**AIM OF THE TASK**
Reproduce all records exactly.

**RECORDS TO USE**
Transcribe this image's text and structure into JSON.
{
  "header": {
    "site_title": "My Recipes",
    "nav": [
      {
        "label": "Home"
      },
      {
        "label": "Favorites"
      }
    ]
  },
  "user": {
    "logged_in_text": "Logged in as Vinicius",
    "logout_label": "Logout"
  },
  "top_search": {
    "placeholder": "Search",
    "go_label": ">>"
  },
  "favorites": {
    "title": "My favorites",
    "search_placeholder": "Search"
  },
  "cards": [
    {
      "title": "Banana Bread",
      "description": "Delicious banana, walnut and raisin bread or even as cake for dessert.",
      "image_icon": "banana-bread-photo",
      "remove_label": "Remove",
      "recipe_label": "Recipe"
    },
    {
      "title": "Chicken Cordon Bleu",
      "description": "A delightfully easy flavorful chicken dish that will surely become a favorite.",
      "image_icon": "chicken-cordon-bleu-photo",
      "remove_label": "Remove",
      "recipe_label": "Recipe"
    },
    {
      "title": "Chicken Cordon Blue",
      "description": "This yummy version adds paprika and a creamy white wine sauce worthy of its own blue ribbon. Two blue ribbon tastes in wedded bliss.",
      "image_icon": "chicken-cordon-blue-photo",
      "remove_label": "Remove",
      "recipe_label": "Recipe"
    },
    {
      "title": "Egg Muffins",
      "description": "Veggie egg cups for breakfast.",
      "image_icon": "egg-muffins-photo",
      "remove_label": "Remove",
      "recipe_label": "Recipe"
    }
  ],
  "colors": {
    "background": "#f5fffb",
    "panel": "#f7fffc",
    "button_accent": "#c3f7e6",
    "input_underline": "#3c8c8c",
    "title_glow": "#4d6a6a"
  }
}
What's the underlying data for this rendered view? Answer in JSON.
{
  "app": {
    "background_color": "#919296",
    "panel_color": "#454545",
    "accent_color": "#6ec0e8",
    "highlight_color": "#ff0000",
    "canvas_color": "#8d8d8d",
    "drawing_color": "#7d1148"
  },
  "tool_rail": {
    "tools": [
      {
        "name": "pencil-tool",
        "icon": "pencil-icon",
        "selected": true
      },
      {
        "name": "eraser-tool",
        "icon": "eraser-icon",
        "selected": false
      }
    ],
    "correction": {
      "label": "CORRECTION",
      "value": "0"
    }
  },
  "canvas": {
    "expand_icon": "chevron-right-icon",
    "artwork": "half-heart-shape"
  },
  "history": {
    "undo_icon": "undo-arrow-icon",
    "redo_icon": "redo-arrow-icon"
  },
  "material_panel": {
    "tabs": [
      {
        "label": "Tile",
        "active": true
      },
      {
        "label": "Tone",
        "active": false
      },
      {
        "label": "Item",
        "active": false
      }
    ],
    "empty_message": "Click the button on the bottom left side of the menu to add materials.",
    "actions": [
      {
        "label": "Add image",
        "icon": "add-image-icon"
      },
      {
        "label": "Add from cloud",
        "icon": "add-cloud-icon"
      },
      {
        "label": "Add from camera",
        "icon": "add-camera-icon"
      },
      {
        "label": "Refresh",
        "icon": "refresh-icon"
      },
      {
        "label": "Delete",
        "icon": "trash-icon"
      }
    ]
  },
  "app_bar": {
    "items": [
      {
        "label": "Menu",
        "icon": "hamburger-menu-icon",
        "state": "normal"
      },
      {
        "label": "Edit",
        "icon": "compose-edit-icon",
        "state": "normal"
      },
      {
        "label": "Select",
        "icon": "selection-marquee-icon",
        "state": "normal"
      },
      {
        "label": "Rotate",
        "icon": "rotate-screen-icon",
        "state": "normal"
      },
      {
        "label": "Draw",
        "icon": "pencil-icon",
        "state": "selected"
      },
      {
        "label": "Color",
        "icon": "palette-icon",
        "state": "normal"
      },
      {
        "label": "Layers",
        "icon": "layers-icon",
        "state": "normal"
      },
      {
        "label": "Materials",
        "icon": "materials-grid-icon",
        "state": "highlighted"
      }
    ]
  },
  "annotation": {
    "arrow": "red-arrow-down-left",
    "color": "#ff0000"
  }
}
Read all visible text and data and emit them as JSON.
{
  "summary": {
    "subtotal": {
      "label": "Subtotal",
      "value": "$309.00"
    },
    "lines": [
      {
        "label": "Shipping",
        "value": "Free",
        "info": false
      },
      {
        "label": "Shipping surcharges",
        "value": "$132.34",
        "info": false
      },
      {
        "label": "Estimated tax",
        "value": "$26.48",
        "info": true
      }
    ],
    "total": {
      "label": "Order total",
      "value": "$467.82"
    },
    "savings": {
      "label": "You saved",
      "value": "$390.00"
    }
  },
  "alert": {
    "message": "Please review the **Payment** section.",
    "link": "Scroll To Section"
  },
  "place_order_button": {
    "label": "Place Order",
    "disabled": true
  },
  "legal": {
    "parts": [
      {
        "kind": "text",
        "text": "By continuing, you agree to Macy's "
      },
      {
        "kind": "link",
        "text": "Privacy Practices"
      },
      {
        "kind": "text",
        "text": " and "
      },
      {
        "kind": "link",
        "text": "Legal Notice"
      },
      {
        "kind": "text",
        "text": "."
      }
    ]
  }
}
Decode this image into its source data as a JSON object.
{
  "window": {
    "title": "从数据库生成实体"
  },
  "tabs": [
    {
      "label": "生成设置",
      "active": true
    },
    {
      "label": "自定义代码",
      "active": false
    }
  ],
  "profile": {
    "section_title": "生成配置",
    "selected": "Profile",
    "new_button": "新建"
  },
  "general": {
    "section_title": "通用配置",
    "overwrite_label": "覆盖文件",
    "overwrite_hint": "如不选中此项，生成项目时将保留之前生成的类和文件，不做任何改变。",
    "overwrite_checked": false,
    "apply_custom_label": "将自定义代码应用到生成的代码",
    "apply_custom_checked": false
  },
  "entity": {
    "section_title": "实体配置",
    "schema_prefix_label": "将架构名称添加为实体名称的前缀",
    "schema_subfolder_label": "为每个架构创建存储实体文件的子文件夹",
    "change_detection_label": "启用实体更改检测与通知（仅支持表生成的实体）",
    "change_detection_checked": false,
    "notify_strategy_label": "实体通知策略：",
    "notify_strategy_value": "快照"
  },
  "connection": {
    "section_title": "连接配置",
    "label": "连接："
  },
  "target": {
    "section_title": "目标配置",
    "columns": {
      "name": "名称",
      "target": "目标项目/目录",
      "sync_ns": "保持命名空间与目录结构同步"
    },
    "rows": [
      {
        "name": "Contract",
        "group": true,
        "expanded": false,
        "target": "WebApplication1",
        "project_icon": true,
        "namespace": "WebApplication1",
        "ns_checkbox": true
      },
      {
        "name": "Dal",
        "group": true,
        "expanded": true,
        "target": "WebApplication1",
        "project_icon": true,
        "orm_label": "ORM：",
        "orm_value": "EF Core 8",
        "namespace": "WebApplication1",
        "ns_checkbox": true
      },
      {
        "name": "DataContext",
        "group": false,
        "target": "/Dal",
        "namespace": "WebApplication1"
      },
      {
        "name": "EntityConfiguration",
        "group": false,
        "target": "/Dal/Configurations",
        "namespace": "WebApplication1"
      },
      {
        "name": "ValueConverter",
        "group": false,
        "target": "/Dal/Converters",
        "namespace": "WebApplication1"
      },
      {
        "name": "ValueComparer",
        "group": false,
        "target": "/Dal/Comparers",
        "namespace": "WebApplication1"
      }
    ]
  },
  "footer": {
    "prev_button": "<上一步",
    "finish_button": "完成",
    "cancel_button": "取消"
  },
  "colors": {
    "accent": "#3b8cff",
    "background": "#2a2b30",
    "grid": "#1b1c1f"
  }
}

**OUTPUT FOR THIS EXERCISE**
Transcribe this image's text and structure into JSON.
{
  "header": {
    "site_title": "My Recipes",
    "nav": [
      {
        "label": "Home"
      },
      {
        "label": "Favorites"
      }
    ]
  },
  "user": {
    "logged_in_text": "Logged in as Vinicius",
    "logout_label": "Logout"
  },
  "top_search": {
    "placeholder": "Search",
    "go_label": ">>"
  },
  "favorites": {
    "title": "My favorites",
    "search_placeholder": "Search"
  },
  "cards": [
    {
      "title": "Banana Bread",
      "description": "Delicious banana, walnut and raisin bread or even as cake for dessert.",
      "image_icon": "banana-bread-photo",
      "remove_label": "Remove",
      "recipe_label": "Recipe"
    },
    {
      "title": "Chicken Cordon Bleu",
      "description": "A delightfully easy flavorful chicken dish that will surely become a favorite.",
      "image_icon": "chicken-cordon-bleu-photo",
      "remove_label": "Remove",
      "recipe_label": "Recipe"
    },
    {
      "title": "Chicken Cordon Blue",
      "description": "This yummy version adds paprika and a creamy white wine sauce worthy of its own blue ribbon. Two blue ribbon tastes in wedded bliss.",
      "image_icon": "chicken-cordon-blue-photo",
      "remove_label": "Remove",
      "recipe_label": "Recipe"
    },
    {
      "title": "Egg Muffins",
      "description": "Veggie egg cups for breakfast.",
      "image_icon": "egg-muffins-photo",
      "remove_label": "Remove",
      "recipe_label": "Recipe"
    }
  ],
  "colors": {
    "background": "#f5fffb",
    "panel": "#f7fffc",
    "button_accent": "#c3f7e6",
    "input_underline": "#3c8c8c",
    "title_glow": "#4d6a6a"
  }
}
What's the underlying data for this rendered view? Answer in JSON.
{
  "app": {
    "background_color": "#919296",
    "panel_color": "#454545",
    "accent_color": "#6ec0e8",
    "highlight_color": "#ff0000",
    "canvas_color": "#8d8d8d",
    "drawing_color": "#7d1148"
  },
  "tool_rail": {
    "tools": [
      {
        "name": "pencil-tool",
        "icon": "pencil-icon",
        "selected": true
      },
      {
        "name": "eraser-tool",
        "icon": "eraser-icon",
        "selected": false
      }
    ],
    "correction": {
      "label": "CORRECTION",
      "value": "0"
    }
  },
  "canvas": {
    "expand_icon": "chevron-right-icon",
    "artwork": "half-heart-shape"
  },
  "history": {
    "undo_icon": "undo-arrow-icon",
    "redo_icon": "redo-arrow-icon"
  },
  "material_panel": {
    "tabs": [
      {
        "label": "Tile",
        "active": true
      },
      {
        "label": "Tone",
        "active": false
      },
      {
        "label": "Item",
        "active": false
      }
    ],
    "empty_message": "Click the button on the bottom left side of the menu to add materials.",
    "actions": [
      {
        "label": "Add image",
        "icon": "add-image-icon"
      },
      {
        "label": "Add from cloud",
        "icon": "add-cloud-icon"
      },
      {
        "label": "Add from camera",
        "icon": "add-camera-icon"
      },
      {
        "label": "Refresh",
        "icon": "refresh-icon"
      },
      {
        "label": "Delete",
        "icon": "trash-icon"
      }
    ]
  },
  "app_bar": {
    "items": [
      {
        "label": "Menu",
        "icon": "hamburger-menu-icon",
        "state": "normal"
      },
      {
        "label": "Edit",
        "icon": "compose-edit-icon",
        "state": "normal"
      },
      {
        "label": "Select",
        "icon": "selection-marquee-icon",
        "state": "normal"
      },
      {
        "label": "Rotate",
        "icon": "rotate-screen-icon",
        "state": "normal"
      },
      {
        "label": "Draw",
        "icon": "pencil-icon",
        "state": "selected"
      },
      {
        "label": "Color",
        "icon": "palette-icon",
        "state": "normal"
      },
      {
        "label": "Layers",
        "icon": "layers-icon",
        "state": "normal"
      },
      {
        "label": "Materials",
        "icon": "materials-grid-icon",
        "state": "highlighted"
      }
    ]
  },
  "annotation": {
    "arrow": "red-arrow-down-left",
    "color": "#ff0000"
  }
}
Read all visible text and data and emit them as JSON.
{
  "summary": {
    "subtotal": {
      "label": "Subtotal",
      "value": "$309.00"
    },
    "lines": [
      {
        "label": "Shipping",
        "value": "Free",
        "info": false
      },
      {
        "label": "Shipping surcharges",
        "value": "$132.34",
        "info": false
      },
      {
        "label": "Estimated tax",
        "value": "$26.48",
        "info": true
      }
    ],
    "total": {
      "label": "Order total",
      "value": "$467.82"
    },
    "savings": {
      "label": "You saved",
      "value": "$390.00"
    }
  },
  "alert": {
    "message": "Please review the **Payment** section.",
    "link": "Scroll To Section"
  },
  "place_order_button": {
    "label": "Place Order",
    "disabled": true
  },
  "legal": {
    "parts": [
      {
        "kind": "text",
        "text": "By continuing, you agree to Macy's "
      },
      {
        "kind": "link",
        "text": "Privacy Practices"
      },
      {
        "kind": "text",
        "text": " and "
      },
      {
        "kind": "link",
        "text": "Legal Notice"
      },
      {
        "kind": "text",
        "text": "."
      }
    ]
  }
}
Decode this image into its source data as a JSON object.
{
  "window": {
    "title": "从数据库生成实体"
  },
  "tabs": [
    {
      "label": "生成设置",
      "active": true
    },
    {
      "label": "自定义代码",
      "active": false
    }
  ],
  "profile": {
    "section_title": "生成配置",
    "selected": "Profile",
    "new_button": "新建"
  },
  "general": {
    "section_title": "通用配置",
    "overwrite_label": "覆盖文件",
    "overwrite_hint": "如不选中此项，生成项目时将保留之前生成的类和文件，不做任何改变。",
    "overwrite_checked": false,
    "apply_custom_label": "将自定义代码应用到生成的代码",
    "apply_custom_checked": false
  },
  "entity": {
    "section_title": "实体配置",
    "schema_prefix_label": "将架构名称添加为实体名称的前缀",
    "schema_subfolder_label": "为每个架构创建存储实体文件的子文件夹",
    "change_detection_label": "启用实体更改检测与通知（仅支持表生成的实体）",
    "change_detection_checked": false,
    "notify_strategy_label": "实体通知策略：",
    "notify_strategy_value": "快照"
  },
  "connection": {
    "section_title": "连接配置",
    "label": "连接："
  },
  "target": {
    "section_title": "目标配置",
    "columns": {
      "name": "名称",
      "target": "目标项目/目录",
      "sync_ns": "保持命名空间与目录结构同步"
    },
    "rows": [
      {
        "name": "Contract",
        "group": true,
        "expanded": false,
        "target": "WebApplication1",
        "project_icon": true,
        "namespace": "WebApplication1",
        "ns_checkbox": true
      },
      {
        "name": "Dal",
        "group": true,
        "expanded": true,
        "target": "WebApplication1",
        "project_icon": true,
        "orm_label": "ORM：",
        "orm_value": "EF Core 8",
        "namespace": "WebApplication1",
        "ns_checkbox": true
      },
      {
        "name": "DataContext",
        "group": false,
        "target": "/Dal",
        "namespace": "WebApplication1"
      },
      {
        "name": "EntityConfiguration",
        "group": false,
        "target": "/Dal/Configurations",
        "namespace": "WebApplication1"
      },
      {
        "name": "ValueConverter",
        "group": false,
        "target": "/Dal/Converters",
        "namespace": "WebApplication1"
      },
      {
        "name": "ValueComparer",
        "group": false,
        "target": "/Dal/Comparers",
        "namespace": "WebApplication1"
      }
    ]
  },
  "footer": {
    "prev_button": "<上一步",
    "finish_button": "完成",
    "cancel_button": "取消"
  },
  "colors": {
    "accent": "#3b8cff",
    "background": "#2a2b30",
    "grid": "#1b1c1f"
  }
}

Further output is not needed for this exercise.